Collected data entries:
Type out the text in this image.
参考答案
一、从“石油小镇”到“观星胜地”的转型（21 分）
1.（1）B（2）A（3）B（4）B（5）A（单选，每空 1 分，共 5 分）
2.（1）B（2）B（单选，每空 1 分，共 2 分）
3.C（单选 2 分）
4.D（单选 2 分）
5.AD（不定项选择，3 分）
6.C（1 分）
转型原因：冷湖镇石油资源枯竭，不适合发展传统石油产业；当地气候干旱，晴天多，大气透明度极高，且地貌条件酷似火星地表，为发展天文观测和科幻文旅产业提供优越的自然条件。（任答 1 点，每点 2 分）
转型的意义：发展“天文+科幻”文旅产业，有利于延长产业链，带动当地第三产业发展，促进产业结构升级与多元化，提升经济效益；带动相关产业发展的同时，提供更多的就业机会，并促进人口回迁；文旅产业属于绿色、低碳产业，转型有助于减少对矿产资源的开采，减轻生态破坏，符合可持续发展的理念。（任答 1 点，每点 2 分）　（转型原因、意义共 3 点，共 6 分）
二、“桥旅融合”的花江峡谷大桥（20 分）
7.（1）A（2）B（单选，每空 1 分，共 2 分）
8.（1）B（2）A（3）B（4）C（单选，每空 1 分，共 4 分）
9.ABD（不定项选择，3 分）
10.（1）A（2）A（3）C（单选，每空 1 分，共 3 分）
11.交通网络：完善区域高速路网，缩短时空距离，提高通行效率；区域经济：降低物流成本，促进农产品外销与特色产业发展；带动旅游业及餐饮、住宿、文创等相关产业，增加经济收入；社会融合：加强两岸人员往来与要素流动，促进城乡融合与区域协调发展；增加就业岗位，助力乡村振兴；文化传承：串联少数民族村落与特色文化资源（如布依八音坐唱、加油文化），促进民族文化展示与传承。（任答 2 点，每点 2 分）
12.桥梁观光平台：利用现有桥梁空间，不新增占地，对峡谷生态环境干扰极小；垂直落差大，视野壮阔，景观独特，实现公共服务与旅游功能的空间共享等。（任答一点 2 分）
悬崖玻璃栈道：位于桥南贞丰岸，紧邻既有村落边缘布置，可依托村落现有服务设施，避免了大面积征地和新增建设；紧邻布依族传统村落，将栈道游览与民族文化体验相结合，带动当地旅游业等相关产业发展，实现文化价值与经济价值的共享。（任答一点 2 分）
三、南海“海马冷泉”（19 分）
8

■ REQUIREMENT ■
Repeat all of the entries exactly.

■ EXERCISE RESULT ■
Type out the text in this image.
参考答案
一、从“石油小镇”到“观星胜地”的转型（21 分）
1.（1）B（2）A（3）B（4）B（5）A（单选，每空 1 分，共 5 分）
2.（1）B（2）B（单选，每空 1 分，共 2 分）
3.C（单选 2 分）
4.D（单选 2 分）
5.AD（不定项选择，3 分）
6.C（1 分）
转型原因：冷湖镇石油资源枯竭，不适合发展传统石油产业；当地气候干旱，晴天多，大气透明度极高，且地貌条件酷似火星地表，为发展天文观测和科幻文旅产业提供优越的自然条件。（任答 1 点，每点 2 分）
转型的意义：发展“天文+科幻”文旅产业，有利于延长产业链，带动当地第三产业发展，促进产业结构升级与多元化，提升经济效益；带动相关产业发展的同时，提供更多的就业机会，并促进人口回迁；文旅产业属于绿色、低碳产业，转型有助于减少对矿产资源的开采，减轻生态破坏，符合可持续发展的理念。（任答 1 点，每点 2 分）　（转型原因、意义共 3 点，共 6 分）
二、“桥旅融合”的花江峡谷大桥（20 分）
7.（1）A（2）B（单选，每空 1 分，共 2 分）
8.（1）B（2）A（3）B（4）C（单选，每空 1 分，共 4 分）
9.ABD（不定项选择，3 分）
10.（1）A（2）A（3）C（单选，每空 1 分，共 3 分）
11.交通网络：完善区域高速路网，缩短时空距离，提高通行效率；区域经济：降低物流成本，促进农产品外销与特色产业发展；带动旅游业及餐饮、住宿、文创等相关产业，增加经济收入；社会融合：加强两岸人员往来与要素流动，促进城乡融合与区域协调发展；增加就业岗位，助力乡村振兴；文化传承：串联少数民族村落与特色文化资源（如布依八音坐唱、加油文化），促进民族文化展示与传承。（任答 2 点，每点 2 分）
12.桥梁观光平台：利用现有桥梁空间，不新增占地，对峡谷生态环境干扰极小；垂直落差大，视野壮阔，景观独特，实现公共服务与旅游功能的空间共享等。（任答一点 2 分）
悬崖玻璃栈道：位于桥南贞丰岸，紧邻既有村落边缘布置，可依托村落现有服务设施，避免了大面积征地和新增建设；紧邻布依族传统村落，将栈道游览与民族文化体验相结合，带动当地旅游业等相关产业发展，实现文化价值与经济价值的共享。（任答一点 2 分）
三、南海“海马冷泉”（19 分）
8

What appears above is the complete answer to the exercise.